**** MATERIAL TO PROCESS ****

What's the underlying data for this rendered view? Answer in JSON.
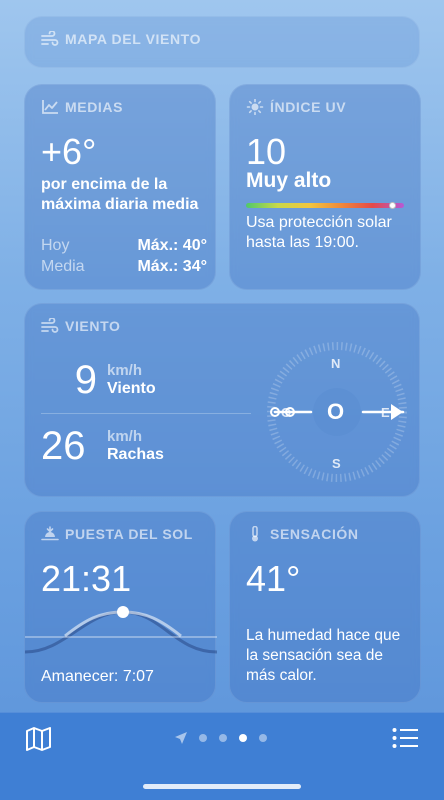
{
  "map_card": {
    "title": "MAPA DEL VIENTO",
    "icon": "wind-icon"
  },
  "medias": {
    "title": "MEDIAS",
    "icon": "chart-icon",
    "value": "+6°",
    "description": "por encima de la máxima diaria media",
    "rows": [
      {
        "label": "Hoy",
        "value": "Máx.: 40°"
      },
      {
        "label": "Media",
        "value": "Máx.: 34°"
      }
    ]
  },
  "uv": {
    "title": "ÍNDICE UV",
    "icon": "sun-icon",
    "value": "10",
    "level": "Muy alto",
    "level_fraction": 0.93,
    "advice": "Usa protección solar hasta las 19:00."
  },
  "wind": {
    "title": "VIENTO",
    "icon": "wind-icon",
    "speed_value": "9",
    "speed_unit": "km/h",
    "speed_label": "Viento",
    "gust_value": "26",
    "gust_unit": "km/h",
    "gust_label": "Rachas",
    "compass": {
      "n": "N",
      "e": "E",
      "s": "S",
      "w": "O",
      "center": "O"
    }
  },
  "sunset": {
    "title": "PUESTA DEL SOL",
    "icon": "sunset-icon",
    "time": "21:31",
    "sunrise": "Amanecer: 7:07"
  },
  "feels": {
    "title": "SENSACIÓN",
    "icon": "thermometer-icon",
    "value": "41°",
    "description": "La humedad hace que la sensación sea de más calor."
  },
  "bottom_bar": {
    "left_icon": "map-icon",
    "right_icon": "list-icon",
    "active_page": 3
  }
}
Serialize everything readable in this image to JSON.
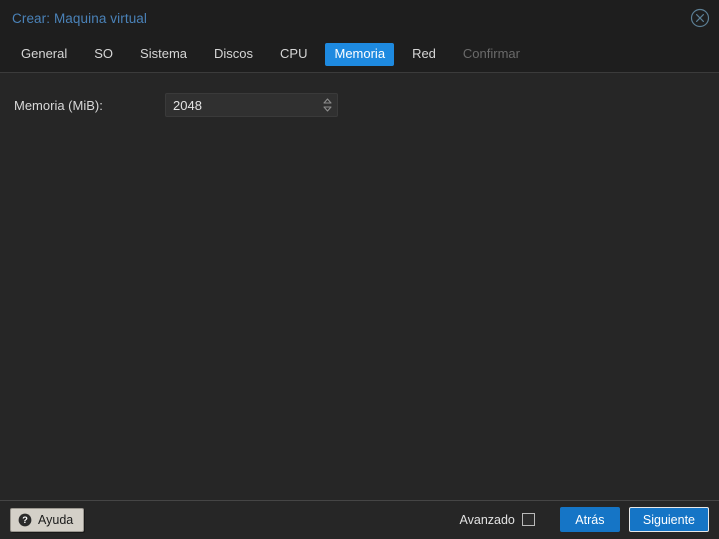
{
  "window": {
    "title": "Crear: Maquina virtual",
    "close_icon": "close-circle-icon"
  },
  "tabs": [
    {
      "label": "General",
      "state": "normal"
    },
    {
      "label": "SO",
      "state": "normal"
    },
    {
      "label": "Sistema",
      "state": "normal"
    },
    {
      "label": "Discos",
      "state": "normal"
    },
    {
      "label": "CPU",
      "state": "normal"
    },
    {
      "label": "Memoria",
      "state": "active"
    },
    {
      "label": "Red",
      "state": "normal"
    },
    {
      "label": "Confirmar",
      "state": "disabled"
    }
  ],
  "form": {
    "memory": {
      "label": "Memoria (MiB):",
      "value": "2048",
      "placeholder": "2048",
      "spinner_icon": "spinner-updown-icon"
    }
  },
  "footer": {
    "help_label": "Ayuda",
    "help_icon": "question-mark-icon",
    "advanced_label": "Avanzado",
    "advanced_checked": false,
    "back_label": "Atrás",
    "next_label": "Siguiente"
  },
  "colors": {
    "accent": "#1e8ae0",
    "button_blue": "#1575c6",
    "title_blue": "#4a82b8",
    "window_bg": "#262626",
    "header_bg": "#1e1e1e",
    "disabled_text": "#6a6a6a"
  }
}
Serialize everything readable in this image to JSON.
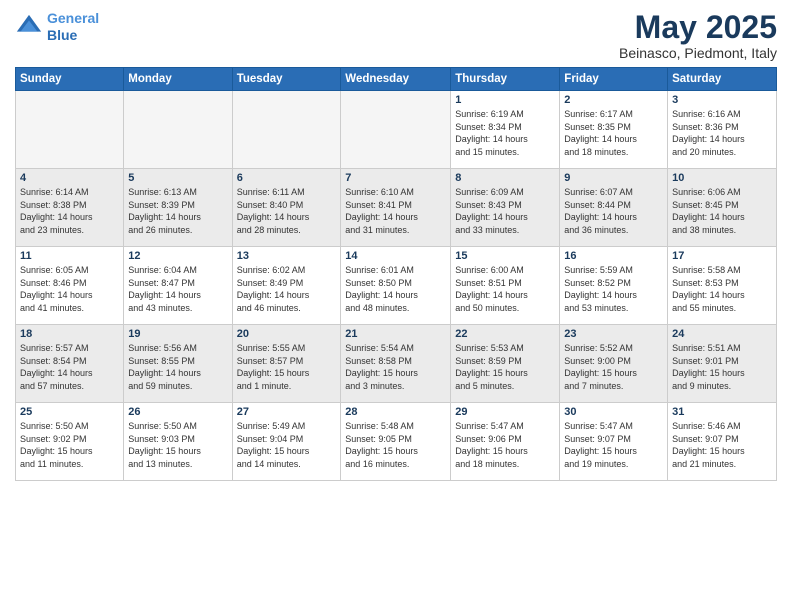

****

Leave the pictures out, and print every line of the listing exactly as written.

__THE ANSWER__
What's the underlying data for this rendered view? Answer in JSON.
{
  "map_card": {
    "title": "MAPA DEL VIENTO",
    "icon": "wind-icon"
  },
  "medias": {
    "title": "MEDIAS",
    "icon": "chart-icon",
    "value": "+6°",
    "description": "por encima de la máxima diaria media",
    "rows": [
      {
        "label": "Hoy",
        "value": "Máx.: 40°"
      },
      {
        "label": "Media",
        "value": "Máx.: 34°"
      }
    ]
  },
  "uv": {
    "title": "ÍNDICE UV",
    "icon": "sun-icon",
    "value": "10",
    "level": "Muy alto",
    "level_fraction": 0.93,
    "advice": "Usa protección solar hasta las 19:00."
  },
  "wind": {
    "title": "VIENTO",
    "icon": "wind-icon",
    "speed_value": "9",
    "speed_unit": "km/h",
    "speed_label": "Viento",
    "gust_value": "26",
    "gust_unit": "km/h",
    "gust_label": "Rachas",
    "compass": {
      "n": "N",
      "e": "E",
      "s": "S",
      "w": "O",
      "center": "O"
    }
  },
  "sunset": {
    "title": "PUESTA DEL SOL",
    "icon": "sunset-icon",
    "time": "21:31",
    "sunrise": "Amanecer: 7:07"
  },
  "feels": {
    "title": "SENSACIÓN",
    "icon": "thermometer-icon",
    "value": "41°",
    "description": "La humedad hace que la sensación sea de más calor."
  },
  "bottom_bar": {
    "left_icon": "map-icon",
    "right_icon": "list-icon",
    "active_page": 3
  }
}
Serialize everything readable in this image to JSON.
{
  "window": {
    "title": "Crear: Maquina virtual",
    "close_icon": "close-circle-icon"
  },
  "tabs": [
    {
      "label": "General",
      "state": "normal"
    },
    {
      "label": "SO",
      "state": "normal"
    },
    {
      "label": "Sistema",
      "state": "normal"
    },
    {
      "label": "Discos",
      "state": "normal"
    },
    {
      "label": "CPU",
      "state": "normal"
    },
    {
      "label": "Memoria",
      "state": "active"
    },
    {
      "label": "Red",
      "state": "normal"
    },
    {
      "label": "Confirmar",
      "state": "disabled"
    }
  ],
  "form": {
    "memory": {
      "label": "Memoria (MiB):",
      "value": "2048",
      "placeholder": "2048",
      "spinner_icon": "spinner-updown-icon"
    }
  },
  "footer": {
    "help_label": "Ayuda",
    "help_icon": "question-mark-icon",
    "advanced_label": "Avanzado",
    "advanced_checked": false,
    "back_label": "Atrás",
    "next_label": "Siguiente"
  },
  "colors": {
    "accent": "#1e8ae0",
    "button_blue": "#1575c6",
    "title_blue": "#4a82b8",
    "window_bg": "#262626",
    "header_bg": "#1e1e1e",
    "disabled_text": "#6a6a6a"
  }
}
Serialize everything readable in this image to JSON.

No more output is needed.